» **WRITTEN EXERCISE**: Reproduce each of the lines below word for word, in the same order.

(Stored entries)
** BEGIN **

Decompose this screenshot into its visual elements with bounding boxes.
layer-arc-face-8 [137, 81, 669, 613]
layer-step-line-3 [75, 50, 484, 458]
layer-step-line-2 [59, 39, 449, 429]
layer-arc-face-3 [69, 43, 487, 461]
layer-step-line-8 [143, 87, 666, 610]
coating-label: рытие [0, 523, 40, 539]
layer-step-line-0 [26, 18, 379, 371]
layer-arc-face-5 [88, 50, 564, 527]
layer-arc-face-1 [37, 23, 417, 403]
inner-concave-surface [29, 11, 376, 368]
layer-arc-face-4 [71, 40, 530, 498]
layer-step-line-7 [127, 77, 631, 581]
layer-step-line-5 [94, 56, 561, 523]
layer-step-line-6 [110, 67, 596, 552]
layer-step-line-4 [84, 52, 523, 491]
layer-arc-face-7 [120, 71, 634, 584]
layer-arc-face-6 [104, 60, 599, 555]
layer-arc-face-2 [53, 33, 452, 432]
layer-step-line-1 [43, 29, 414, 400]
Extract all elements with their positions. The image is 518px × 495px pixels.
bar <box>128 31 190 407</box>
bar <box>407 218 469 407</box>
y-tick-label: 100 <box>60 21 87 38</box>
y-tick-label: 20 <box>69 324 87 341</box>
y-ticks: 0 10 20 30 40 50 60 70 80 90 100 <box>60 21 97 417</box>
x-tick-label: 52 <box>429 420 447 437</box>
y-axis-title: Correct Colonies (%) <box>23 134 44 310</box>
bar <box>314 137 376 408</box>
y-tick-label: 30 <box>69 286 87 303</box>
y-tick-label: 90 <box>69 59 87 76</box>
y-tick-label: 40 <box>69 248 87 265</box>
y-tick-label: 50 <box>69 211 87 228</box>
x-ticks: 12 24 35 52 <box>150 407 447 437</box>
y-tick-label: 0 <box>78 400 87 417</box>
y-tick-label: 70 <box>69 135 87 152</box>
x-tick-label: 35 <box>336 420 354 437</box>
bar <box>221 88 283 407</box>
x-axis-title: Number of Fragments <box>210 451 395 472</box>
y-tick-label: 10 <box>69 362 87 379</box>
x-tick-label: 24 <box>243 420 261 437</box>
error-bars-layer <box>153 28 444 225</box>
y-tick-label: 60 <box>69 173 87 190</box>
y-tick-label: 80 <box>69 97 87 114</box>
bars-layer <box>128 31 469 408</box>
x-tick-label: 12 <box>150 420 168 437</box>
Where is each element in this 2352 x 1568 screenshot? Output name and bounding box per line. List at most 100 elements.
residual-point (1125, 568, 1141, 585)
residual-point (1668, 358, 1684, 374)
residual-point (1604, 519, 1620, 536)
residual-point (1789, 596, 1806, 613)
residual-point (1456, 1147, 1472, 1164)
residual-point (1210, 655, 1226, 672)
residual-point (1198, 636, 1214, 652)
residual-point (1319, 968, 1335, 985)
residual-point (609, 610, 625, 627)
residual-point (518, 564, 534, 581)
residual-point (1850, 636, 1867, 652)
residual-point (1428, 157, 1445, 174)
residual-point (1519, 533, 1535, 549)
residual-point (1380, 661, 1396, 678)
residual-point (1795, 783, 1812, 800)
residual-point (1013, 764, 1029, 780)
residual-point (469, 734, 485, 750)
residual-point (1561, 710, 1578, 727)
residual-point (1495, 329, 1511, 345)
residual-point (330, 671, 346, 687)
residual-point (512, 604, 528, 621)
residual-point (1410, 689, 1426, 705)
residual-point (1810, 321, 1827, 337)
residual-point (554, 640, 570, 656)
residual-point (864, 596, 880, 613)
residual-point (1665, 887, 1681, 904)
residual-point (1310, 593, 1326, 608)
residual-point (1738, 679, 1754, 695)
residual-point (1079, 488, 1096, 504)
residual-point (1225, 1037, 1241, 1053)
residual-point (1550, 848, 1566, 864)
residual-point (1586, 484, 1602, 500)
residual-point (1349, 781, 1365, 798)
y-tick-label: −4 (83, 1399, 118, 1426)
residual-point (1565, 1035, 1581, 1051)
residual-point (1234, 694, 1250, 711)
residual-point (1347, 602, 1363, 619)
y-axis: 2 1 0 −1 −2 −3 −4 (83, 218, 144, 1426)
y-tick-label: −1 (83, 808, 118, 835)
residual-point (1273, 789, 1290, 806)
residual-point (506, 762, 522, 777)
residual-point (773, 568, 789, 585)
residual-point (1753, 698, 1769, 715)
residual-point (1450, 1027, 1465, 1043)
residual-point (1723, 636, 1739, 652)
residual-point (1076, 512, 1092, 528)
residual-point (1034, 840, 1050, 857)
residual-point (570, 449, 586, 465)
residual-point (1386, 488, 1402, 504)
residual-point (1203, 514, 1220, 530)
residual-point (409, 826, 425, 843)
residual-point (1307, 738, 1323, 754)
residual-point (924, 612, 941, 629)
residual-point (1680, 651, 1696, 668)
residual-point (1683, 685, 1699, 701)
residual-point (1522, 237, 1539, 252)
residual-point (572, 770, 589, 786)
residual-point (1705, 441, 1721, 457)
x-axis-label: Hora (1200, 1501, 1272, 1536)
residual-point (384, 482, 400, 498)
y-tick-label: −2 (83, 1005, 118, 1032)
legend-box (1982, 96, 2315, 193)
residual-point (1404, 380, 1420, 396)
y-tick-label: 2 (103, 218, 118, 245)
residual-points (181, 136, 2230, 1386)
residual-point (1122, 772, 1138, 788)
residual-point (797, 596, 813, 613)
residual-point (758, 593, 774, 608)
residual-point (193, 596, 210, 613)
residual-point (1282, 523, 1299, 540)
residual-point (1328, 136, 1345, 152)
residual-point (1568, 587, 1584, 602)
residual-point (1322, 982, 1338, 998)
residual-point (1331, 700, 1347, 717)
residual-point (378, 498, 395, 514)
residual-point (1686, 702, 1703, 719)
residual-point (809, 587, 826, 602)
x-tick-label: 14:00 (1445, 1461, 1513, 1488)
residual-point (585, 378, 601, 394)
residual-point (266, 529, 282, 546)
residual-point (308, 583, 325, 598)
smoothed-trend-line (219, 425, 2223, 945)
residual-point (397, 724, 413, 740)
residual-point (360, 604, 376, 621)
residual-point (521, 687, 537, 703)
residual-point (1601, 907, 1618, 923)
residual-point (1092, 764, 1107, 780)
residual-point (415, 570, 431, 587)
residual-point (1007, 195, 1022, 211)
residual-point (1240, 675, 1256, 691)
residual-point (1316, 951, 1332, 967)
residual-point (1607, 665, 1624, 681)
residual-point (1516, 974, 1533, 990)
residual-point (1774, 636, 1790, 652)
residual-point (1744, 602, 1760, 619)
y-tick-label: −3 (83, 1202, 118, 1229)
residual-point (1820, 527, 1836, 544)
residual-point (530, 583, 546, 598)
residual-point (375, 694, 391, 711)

** END **

» **EXERCISE OUTPUT**:
Decompose this screenshot into its visual elements with bounding boxes.
layer-arc-face-8 [137, 81, 669, 613]
layer-step-line-3 [75, 50, 484, 458]
layer-step-line-2 [59, 39, 449, 429]
layer-arc-face-3 [69, 43, 487, 461]
layer-step-line-8 [143, 87, 666, 610]
coating-label: рытие [0, 523, 40, 539]
layer-step-line-0 [26, 18, 379, 371]
layer-arc-face-5 [88, 50, 564, 527]
layer-arc-face-1 [37, 23, 417, 403]
inner-concave-surface [29, 11, 376, 368]
layer-arc-face-4 [71, 40, 530, 498]
layer-step-line-7 [127, 77, 631, 581]
layer-step-line-5 [94, 56, 561, 523]
layer-step-line-6 [110, 67, 596, 552]
layer-step-line-4 [84, 52, 523, 491]
layer-arc-face-7 [120, 71, 634, 584]
layer-arc-face-6 [104, 60, 599, 555]
layer-arc-face-2 [53, 33, 452, 432]
layer-step-line-1 [43, 29, 414, 400]
Extract all elements with their positions. The image is 518px × 495px pixels.
bar <box>128 31 190 407</box>
bar <box>407 218 469 407</box>
y-tick-label: 100 <box>60 21 87 38</box>
y-tick-label: 20 <box>69 324 87 341</box>
y-ticks: 0 10 20 30 40 50 60 70 80 90 100 <box>60 21 97 417</box>
x-tick-label: 52 <box>429 420 447 437</box>
y-axis-title: Correct Colonies (%) <box>23 134 44 310</box>
bar <box>314 137 376 408</box>
y-tick-label: 30 <box>69 286 87 303</box>
y-tick-label: 90 <box>69 59 87 76</box>
y-tick-label: 40 <box>69 248 87 265</box>
y-tick-label: 50 <box>69 211 87 228</box>
x-ticks: 12 24 35 52 <box>150 407 447 437</box>
y-tick-label: 0 <box>78 400 87 417</box>
y-tick-label: 70 <box>69 135 87 152</box>
x-tick-label: 35 <box>336 420 354 437</box>
bar <box>221 88 283 407</box>
x-axis-title: Number of Fragments <box>210 451 395 472</box>
y-tick-label: 10 <box>69 362 87 379</box>
x-tick-label: 24 <box>243 420 261 437</box>
error-bars-layer <box>153 28 444 225</box>
y-tick-label: 60 <box>69 173 87 190</box>
y-tick-label: 80 <box>69 97 87 114</box>
bars-layer <box>128 31 469 408</box>
x-tick-label: 12 <box>150 420 168 437</box>
Where is each element in this 2352 x 1568 screenshot? Output name and bounding box per line. List at most 100 elements.
residual-point (1125, 568, 1141, 585)
residual-point (1668, 358, 1684, 374)
residual-point (1604, 519, 1620, 536)
residual-point (1789, 596, 1806, 613)
residual-point (1456, 1147, 1472, 1164)
residual-point (1210, 655, 1226, 672)
residual-point (1198, 636, 1214, 652)
residual-point (1319, 968, 1335, 985)
residual-point (609, 610, 625, 627)
residual-point (518, 564, 534, 581)
residual-point (1850, 636, 1867, 652)
residual-point (1428, 157, 1445, 174)
residual-point (1519, 533, 1535, 549)
residual-point (1380, 661, 1396, 678)
residual-point (1795, 783, 1812, 800)
residual-point (1013, 764, 1029, 780)
residual-point (469, 734, 485, 750)
residual-point (1561, 710, 1578, 727)
residual-point (1495, 329, 1511, 345)
residual-point (330, 671, 346, 687)
residual-point (512, 604, 528, 621)
residual-point (1410, 689, 1426, 705)
residual-point (1810, 321, 1827, 337)
residual-point (554, 640, 570, 656)
residual-point (864, 596, 880, 613)
residual-point (1665, 887, 1681, 904)
residual-point (1310, 593, 1326, 608)
residual-point (1738, 679, 1754, 695)
residual-point (1079, 488, 1096, 504)
residual-point (1225, 1037, 1241, 1053)
residual-point (1550, 848, 1566, 864)
residual-point (1586, 484, 1602, 500)
residual-point (1349, 781, 1365, 798)
y-tick-label: −4 (83, 1399, 118, 1426)
residual-point (1565, 1035, 1581, 1051)
residual-point (1234, 694, 1250, 711)
residual-point (1347, 602, 1363, 619)
y-axis: 2 1 0 −1 −2 −3 −4 (83, 218, 144, 1426)
y-tick-label: −1 (83, 808, 118, 835)
residual-point (1273, 789, 1290, 806)
residual-point (506, 762, 522, 777)
residual-point (773, 568, 789, 585)
residual-point (1753, 698, 1769, 715)
residual-point (1450, 1027, 1465, 1043)
residual-point (1723, 636, 1739, 652)
residual-point (1076, 512, 1092, 528)
residual-point (1034, 840, 1050, 857)
residual-point (570, 449, 586, 465)
residual-point (1386, 488, 1402, 504)
residual-point (1203, 514, 1220, 530)
residual-point (409, 826, 425, 843)
residual-point (1307, 738, 1323, 754)
residual-point (924, 612, 941, 629)
residual-point (1680, 651, 1696, 668)
residual-point (1683, 685, 1699, 701)
residual-point (1522, 237, 1539, 252)
residual-point (572, 770, 589, 786)
residual-point (1705, 441, 1721, 457)
x-axis-label: Hora (1200, 1501, 1272, 1536)
residual-point (384, 482, 400, 498)
y-tick-label: −2 (83, 1005, 118, 1032)
legend-box (1982, 96, 2315, 193)
residual-point (1404, 380, 1420, 396)
y-tick-label: 2 (103, 218, 118, 245)
residual-points (181, 136, 2230, 1386)
residual-point (1122, 772, 1138, 788)
residual-point (797, 596, 813, 613)
residual-point (758, 593, 774, 608)
residual-point (193, 596, 210, 613)
residual-point (1282, 523, 1299, 540)
residual-point (1328, 136, 1345, 152)
residual-point (1568, 587, 1584, 602)
residual-point (1322, 982, 1338, 998)
residual-point (1331, 700, 1347, 717)
residual-point (378, 498, 395, 514)
residual-point (1686, 702, 1703, 719)
residual-point (809, 587, 826, 602)
x-tick-label: 14:00 (1445, 1461, 1513, 1488)
residual-point (585, 378, 601, 394)
residual-point (266, 529, 282, 546)
residual-point (308, 583, 325, 598)
smoothed-trend-line (219, 425, 2223, 945)
residual-point (397, 724, 413, 740)
residual-point (360, 604, 376, 621)
residual-point (521, 687, 537, 703)
residual-point (1601, 907, 1618, 923)
residual-point (1092, 764, 1107, 780)
residual-point (415, 570, 431, 587)
residual-point (1007, 195, 1022, 211)
residual-point (1240, 675, 1256, 691)
residual-point (1316, 951, 1332, 967)
residual-point (1607, 665, 1624, 681)
residual-point (1516, 974, 1533, 990)
residual-point (1774, 636, 1790, 652)
residual-point (1744, 602, 1760, 619)
y-tick-label: −3 (83, 1202, 118, 1229)
residual-point (1820, 527, 1836, 544)
residual-point (530, 583, 546, 598)
residual-point (375, 694, 391, 711)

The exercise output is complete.